Pull each line containing "document" out of the data and copy it.

** START Excerpted records **

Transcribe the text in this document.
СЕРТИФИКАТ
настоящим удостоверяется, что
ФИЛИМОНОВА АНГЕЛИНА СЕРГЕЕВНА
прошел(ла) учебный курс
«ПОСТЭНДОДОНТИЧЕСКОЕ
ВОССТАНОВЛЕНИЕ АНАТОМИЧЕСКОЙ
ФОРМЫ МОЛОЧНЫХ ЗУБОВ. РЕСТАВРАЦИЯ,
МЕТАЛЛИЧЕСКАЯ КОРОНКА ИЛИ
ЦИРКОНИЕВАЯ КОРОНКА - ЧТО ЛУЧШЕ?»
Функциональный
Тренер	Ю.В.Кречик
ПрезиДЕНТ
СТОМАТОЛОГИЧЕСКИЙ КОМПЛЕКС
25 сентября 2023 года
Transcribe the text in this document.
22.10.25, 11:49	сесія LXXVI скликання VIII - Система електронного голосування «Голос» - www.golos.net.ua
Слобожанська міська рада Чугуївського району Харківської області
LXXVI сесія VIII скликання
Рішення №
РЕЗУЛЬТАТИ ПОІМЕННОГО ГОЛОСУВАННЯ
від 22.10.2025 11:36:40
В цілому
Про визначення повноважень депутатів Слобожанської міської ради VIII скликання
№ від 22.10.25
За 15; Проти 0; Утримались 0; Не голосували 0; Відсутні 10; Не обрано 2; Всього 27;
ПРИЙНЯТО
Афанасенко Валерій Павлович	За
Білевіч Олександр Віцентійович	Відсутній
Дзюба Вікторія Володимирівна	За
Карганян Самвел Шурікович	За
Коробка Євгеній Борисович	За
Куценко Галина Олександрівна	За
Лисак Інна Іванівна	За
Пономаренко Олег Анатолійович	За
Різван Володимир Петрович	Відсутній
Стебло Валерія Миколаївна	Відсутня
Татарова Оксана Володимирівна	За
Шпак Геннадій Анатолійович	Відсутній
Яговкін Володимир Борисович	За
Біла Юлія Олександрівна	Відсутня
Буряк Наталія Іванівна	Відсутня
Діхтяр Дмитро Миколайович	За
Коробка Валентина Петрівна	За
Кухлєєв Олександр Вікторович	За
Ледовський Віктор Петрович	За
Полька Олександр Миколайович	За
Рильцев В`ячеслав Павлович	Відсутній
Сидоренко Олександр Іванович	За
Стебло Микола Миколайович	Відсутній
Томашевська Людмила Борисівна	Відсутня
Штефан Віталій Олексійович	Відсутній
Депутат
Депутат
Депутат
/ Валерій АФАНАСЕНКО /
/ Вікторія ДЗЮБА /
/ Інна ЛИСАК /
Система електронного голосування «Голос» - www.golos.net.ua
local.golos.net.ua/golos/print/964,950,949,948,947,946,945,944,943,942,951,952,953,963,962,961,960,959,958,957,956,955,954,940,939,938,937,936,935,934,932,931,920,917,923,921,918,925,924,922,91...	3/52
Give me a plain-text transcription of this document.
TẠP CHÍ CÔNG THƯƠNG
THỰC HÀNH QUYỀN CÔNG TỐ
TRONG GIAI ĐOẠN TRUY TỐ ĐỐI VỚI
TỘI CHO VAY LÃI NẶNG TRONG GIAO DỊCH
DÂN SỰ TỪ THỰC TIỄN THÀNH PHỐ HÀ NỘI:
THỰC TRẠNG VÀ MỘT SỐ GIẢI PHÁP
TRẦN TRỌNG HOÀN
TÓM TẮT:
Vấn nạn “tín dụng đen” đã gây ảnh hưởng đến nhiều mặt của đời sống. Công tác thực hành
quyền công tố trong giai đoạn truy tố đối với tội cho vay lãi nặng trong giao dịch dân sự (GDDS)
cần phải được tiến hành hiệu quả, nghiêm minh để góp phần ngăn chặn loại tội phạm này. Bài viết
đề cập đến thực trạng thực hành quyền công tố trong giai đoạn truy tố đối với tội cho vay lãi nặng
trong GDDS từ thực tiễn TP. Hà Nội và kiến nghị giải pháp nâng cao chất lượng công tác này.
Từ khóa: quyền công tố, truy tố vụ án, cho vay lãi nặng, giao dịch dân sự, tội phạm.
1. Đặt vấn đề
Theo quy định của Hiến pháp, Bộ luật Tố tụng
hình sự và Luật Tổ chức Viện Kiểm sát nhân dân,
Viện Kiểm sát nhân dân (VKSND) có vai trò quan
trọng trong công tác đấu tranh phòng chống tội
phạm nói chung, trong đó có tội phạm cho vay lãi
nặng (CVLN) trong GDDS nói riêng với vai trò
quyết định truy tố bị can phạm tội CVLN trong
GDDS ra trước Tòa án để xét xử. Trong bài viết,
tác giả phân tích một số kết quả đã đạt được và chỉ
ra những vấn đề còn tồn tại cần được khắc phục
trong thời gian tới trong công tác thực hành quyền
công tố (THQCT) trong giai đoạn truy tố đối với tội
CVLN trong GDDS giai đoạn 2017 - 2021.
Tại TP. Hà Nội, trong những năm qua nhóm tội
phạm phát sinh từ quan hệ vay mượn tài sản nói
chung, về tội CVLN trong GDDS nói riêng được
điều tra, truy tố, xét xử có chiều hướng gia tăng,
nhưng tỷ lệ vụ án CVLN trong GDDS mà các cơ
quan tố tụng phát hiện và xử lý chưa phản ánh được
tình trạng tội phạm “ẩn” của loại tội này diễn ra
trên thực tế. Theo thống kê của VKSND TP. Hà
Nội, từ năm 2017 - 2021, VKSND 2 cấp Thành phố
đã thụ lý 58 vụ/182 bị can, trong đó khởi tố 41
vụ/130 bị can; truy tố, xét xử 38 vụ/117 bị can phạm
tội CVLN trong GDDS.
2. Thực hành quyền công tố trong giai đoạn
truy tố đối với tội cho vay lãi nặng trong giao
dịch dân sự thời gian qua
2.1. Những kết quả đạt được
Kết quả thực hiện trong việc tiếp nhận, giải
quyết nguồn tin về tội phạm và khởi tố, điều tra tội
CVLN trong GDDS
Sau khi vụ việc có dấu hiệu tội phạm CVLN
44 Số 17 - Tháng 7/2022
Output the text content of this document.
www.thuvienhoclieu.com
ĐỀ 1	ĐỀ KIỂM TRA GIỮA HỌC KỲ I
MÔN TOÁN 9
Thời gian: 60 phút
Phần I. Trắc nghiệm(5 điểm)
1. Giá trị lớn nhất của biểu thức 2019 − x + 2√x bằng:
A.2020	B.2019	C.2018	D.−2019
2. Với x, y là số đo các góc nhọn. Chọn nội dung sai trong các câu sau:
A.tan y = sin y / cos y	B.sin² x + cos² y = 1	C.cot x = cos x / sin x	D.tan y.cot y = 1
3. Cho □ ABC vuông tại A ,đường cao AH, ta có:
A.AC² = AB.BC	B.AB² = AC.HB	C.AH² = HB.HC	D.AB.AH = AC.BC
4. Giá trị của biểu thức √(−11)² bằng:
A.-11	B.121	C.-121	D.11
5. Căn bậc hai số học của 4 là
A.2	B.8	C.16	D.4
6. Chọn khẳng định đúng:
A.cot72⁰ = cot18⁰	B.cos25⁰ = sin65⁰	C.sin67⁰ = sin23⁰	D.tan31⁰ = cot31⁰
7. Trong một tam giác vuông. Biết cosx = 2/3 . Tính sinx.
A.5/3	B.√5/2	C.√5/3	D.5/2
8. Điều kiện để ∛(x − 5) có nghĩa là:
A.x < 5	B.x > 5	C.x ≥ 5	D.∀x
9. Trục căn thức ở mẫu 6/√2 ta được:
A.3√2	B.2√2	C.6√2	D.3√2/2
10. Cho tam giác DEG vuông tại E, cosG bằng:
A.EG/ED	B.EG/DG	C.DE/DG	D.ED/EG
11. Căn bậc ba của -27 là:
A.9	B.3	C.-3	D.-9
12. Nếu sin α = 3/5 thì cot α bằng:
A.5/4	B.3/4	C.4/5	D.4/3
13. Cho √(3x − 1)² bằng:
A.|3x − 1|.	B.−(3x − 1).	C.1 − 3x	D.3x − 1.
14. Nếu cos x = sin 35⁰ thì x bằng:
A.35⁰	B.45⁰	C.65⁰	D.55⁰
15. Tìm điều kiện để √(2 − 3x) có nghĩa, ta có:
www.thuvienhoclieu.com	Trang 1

** END Excerpted records **

The response:
Transcribe the text in this document.
Transcribe the text in this document.
Give me a plain-text transcription of this document.
Output the text content of this document.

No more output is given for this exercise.